__Data for processing__

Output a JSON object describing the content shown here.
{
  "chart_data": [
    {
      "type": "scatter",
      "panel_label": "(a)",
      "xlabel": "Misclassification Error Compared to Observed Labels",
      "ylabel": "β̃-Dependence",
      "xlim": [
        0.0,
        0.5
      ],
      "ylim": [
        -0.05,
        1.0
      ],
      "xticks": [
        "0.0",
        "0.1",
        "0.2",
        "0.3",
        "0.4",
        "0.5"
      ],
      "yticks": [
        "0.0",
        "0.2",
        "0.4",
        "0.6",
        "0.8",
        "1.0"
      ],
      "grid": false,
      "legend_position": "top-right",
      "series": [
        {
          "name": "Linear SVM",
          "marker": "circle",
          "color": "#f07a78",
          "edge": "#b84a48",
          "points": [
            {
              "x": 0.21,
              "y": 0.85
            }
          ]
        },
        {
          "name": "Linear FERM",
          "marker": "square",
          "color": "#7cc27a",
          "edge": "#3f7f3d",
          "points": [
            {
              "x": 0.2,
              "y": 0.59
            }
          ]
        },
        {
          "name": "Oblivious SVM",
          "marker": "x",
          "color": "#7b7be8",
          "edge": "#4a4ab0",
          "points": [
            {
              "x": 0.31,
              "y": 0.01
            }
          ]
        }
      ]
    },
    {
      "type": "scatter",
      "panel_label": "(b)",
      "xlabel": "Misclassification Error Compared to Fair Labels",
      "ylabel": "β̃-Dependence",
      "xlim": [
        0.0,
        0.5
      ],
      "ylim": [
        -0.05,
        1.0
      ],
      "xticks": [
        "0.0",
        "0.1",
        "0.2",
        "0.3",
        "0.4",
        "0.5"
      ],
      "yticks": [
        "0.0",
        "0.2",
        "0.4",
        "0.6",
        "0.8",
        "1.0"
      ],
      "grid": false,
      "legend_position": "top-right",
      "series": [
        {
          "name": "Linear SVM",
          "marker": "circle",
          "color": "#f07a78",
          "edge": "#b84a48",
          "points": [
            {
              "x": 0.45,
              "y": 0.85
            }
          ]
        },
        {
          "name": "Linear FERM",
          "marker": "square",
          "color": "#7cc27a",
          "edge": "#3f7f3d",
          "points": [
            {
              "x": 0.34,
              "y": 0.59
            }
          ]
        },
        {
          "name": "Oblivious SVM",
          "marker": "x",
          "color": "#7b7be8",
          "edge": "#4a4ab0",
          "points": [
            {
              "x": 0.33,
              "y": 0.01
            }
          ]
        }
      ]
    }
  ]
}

__Task description__
In the entries above, find each line with the word "Labels" and show it.

__Result for this task__
      "xlabel": "Misclassification Error Compared to Observed Labels",
      "xlabel": "Misclassification Error Compared to Fair Labels",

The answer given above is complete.